**Stated task**
State only the number of lines that contain the string "детекторы".

**Supplied records**
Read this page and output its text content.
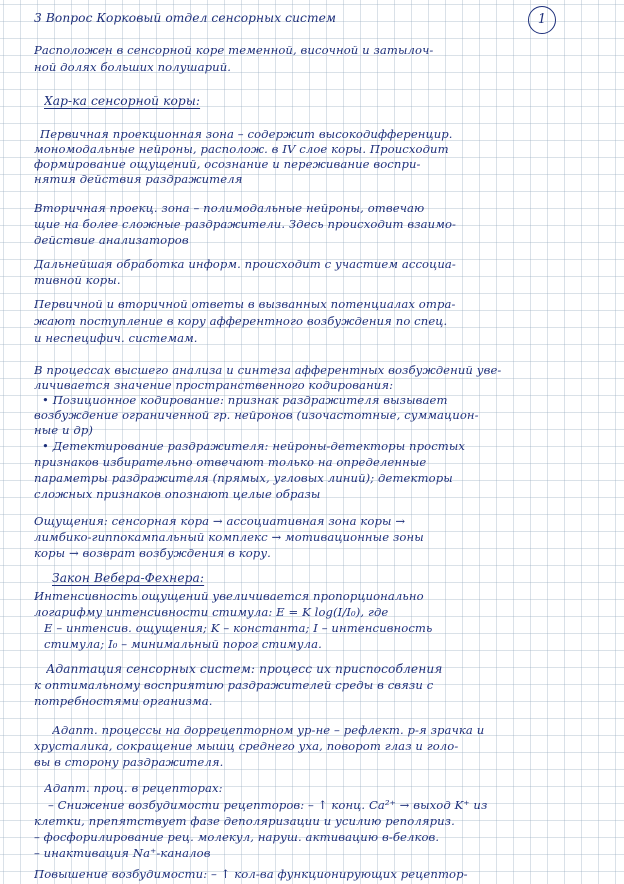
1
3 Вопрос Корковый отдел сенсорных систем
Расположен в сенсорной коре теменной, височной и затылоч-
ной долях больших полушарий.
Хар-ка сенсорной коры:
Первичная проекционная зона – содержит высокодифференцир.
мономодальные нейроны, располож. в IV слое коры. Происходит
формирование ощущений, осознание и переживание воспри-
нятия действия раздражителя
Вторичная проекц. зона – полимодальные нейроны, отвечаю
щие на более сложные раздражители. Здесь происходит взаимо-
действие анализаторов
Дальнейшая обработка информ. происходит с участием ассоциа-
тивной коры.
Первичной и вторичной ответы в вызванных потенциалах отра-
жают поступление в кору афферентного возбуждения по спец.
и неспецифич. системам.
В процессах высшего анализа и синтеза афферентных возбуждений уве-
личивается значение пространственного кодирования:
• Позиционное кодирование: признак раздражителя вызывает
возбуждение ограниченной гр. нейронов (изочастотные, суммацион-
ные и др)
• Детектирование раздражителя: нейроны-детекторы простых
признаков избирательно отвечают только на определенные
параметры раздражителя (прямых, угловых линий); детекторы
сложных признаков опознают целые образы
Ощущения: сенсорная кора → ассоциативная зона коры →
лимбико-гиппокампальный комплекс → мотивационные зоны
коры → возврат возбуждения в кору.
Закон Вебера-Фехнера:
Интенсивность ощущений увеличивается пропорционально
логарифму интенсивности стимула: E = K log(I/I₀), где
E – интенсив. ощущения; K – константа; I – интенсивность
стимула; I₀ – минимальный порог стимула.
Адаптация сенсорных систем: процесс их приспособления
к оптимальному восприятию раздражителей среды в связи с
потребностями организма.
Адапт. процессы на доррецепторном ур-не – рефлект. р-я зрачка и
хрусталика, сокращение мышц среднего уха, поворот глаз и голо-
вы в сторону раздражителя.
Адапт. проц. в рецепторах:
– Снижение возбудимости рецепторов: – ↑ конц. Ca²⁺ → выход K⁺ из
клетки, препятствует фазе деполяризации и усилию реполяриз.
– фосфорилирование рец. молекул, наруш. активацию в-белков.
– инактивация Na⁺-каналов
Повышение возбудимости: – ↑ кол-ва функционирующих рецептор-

**Exercise response**
2